### [TO DO]
Pull every "sprężystości" line out of the data below.

-------------------------

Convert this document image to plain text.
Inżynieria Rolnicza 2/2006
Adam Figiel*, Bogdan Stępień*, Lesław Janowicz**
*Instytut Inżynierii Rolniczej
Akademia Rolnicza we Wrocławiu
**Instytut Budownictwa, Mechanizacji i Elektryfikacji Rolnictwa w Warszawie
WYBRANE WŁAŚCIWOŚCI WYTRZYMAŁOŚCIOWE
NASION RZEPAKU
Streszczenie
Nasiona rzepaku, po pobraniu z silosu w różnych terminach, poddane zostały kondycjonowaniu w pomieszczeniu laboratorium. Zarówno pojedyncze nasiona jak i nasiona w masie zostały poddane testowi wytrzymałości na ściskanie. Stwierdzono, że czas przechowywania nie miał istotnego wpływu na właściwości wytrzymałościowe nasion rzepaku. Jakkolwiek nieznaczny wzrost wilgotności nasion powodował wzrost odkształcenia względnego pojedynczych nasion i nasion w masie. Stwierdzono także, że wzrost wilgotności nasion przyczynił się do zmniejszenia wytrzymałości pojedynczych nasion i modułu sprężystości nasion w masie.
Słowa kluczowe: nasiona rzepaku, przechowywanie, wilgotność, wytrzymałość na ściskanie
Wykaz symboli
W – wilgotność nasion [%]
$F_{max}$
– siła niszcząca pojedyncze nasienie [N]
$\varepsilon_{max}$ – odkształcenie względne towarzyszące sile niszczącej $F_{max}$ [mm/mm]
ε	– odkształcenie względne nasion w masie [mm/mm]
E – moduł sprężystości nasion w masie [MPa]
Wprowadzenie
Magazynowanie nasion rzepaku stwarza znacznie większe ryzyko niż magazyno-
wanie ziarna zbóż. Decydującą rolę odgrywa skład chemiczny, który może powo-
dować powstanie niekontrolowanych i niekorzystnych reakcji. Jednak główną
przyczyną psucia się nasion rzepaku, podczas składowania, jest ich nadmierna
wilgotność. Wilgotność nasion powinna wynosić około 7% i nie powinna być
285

-------------------------

### [SOLVED EXERCISE]
Nasiona rzepaku, po pobraniu z silosu w różnych terminach, poddane zostały kondycjonowaniu w pomieszczeniu laboratorium. Zarówno pojedyncze nasiona jak i nasiona w masie zostały poddane testowi wytrzymałości na ściskanie. Stwierdzono, że czas przechowywania nie miał istotnego wpływu na właściwości wytrzymałościowe nasion rzepaku. Jakkolwiek nieznaczny wzrost wilgotności nasion powodował wzrost odkształcenia względnego pojedynczych nasion i nasion w masie. Stwierdzono także, że wzrost wilgotności nasion przyczynił się do zmniejszenia wytrzymałości pojedynczych nasion i modułu sprężystości nasion w masie.
E – moduł sprężystości nasion w masie [MPa]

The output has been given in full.